• [DESCRIPTION OF THE TASK] Quote the listing below in its entirety, omitting every image.

(Dataset records)
━━━━━━━━━━━━━━━━━━━━
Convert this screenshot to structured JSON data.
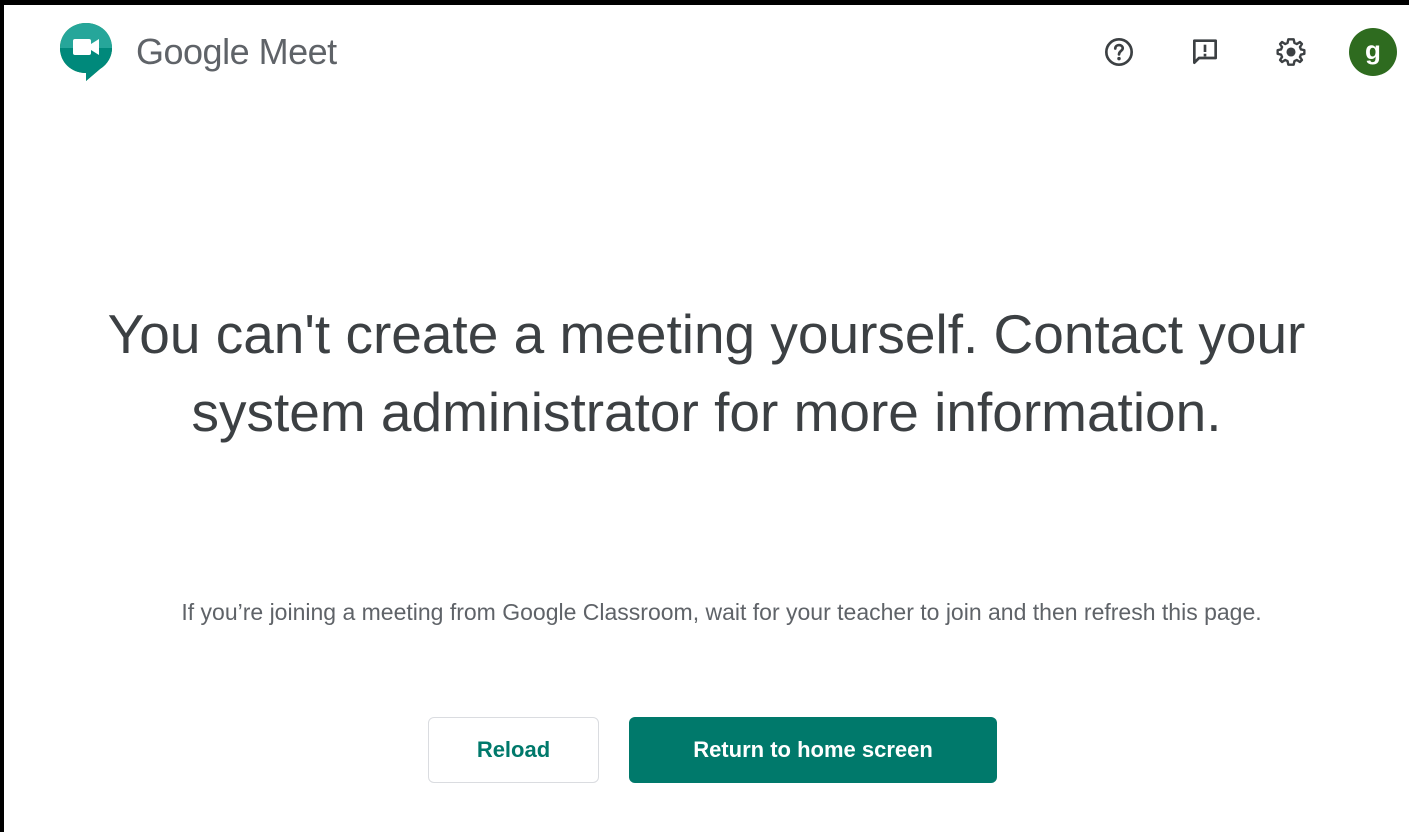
{
  "header": {
    "brand_google": "Google",
    "brand_product": "Meet",
    "icons": [
      "meet-logo-icon",
      "help-icon",
      "feedback-icon",
      "settings-icon"
    ],
    "avatar_initial": "g",
    "avatar_color": "#2e6b1f"
  },
  "main": {
    "headline": "You can't create a meeting yourself. Contact your system administrator for more information.",
    "subtext": "If you’re joining a meeting from Google Classroom, wait for your teacher to join and then refresh this page.",
    "reload_label": "Reload",
    "home_label": "Return to home screen"
  },
  "colors": {
    "accent": "#00796b",
    "text_primary": "#3c4043",
    "text_secondary": "#5f6368"
  }
}
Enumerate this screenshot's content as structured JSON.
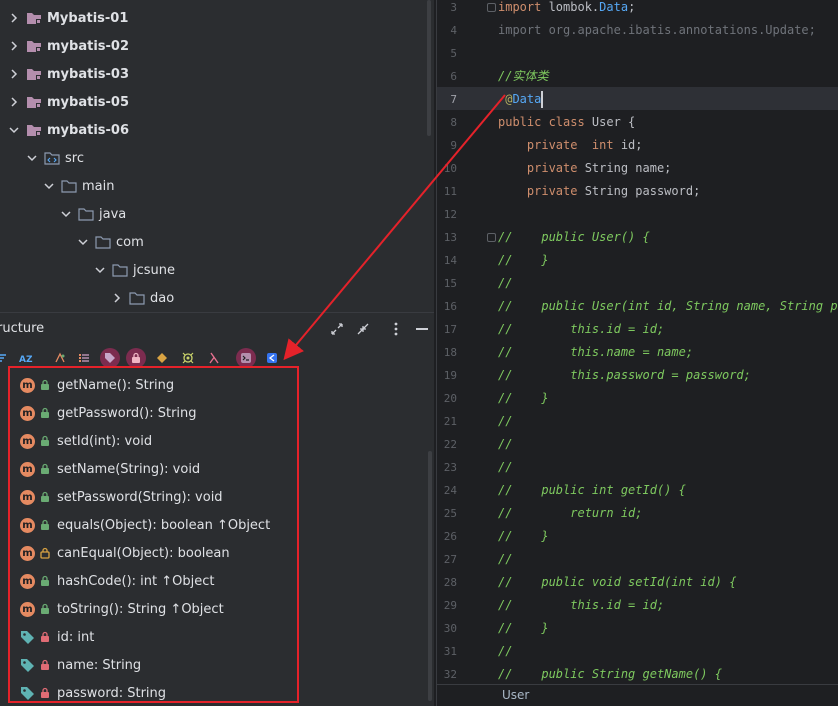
━━━━━━━━━━━━━━━━━━━━
• [REPLY]
Convert this screenshot to structured JSON data.
{
  "header": {
    "brand_google": "Google",
    "brand_product": "Meet",
    "icons": [
      "meet-logo-icon",
      "help-icon",
      "feedback-icon",
      "settings-icon"
    ],
    "avatar_initial": "g",
    "avatar_color": "#2e6b1f"
  },
  "main": {
    "headline": "You can't create a meeting yourself. Contact your system administrator for more information.",
    "subtext": "If you’re joining a meeting from Google Classroom, wait for your teacher to join and then refresh this page.",
    "reload_label": "Reload",
    "home_label": "Return to home screen"
  },
  "colors": {
    "accent": "#00796b",
    "text_primary": "#3c4043",
    "text_secondary": "#5f6368"
  }
}
Enumerate this screenshot's content as structured JSON.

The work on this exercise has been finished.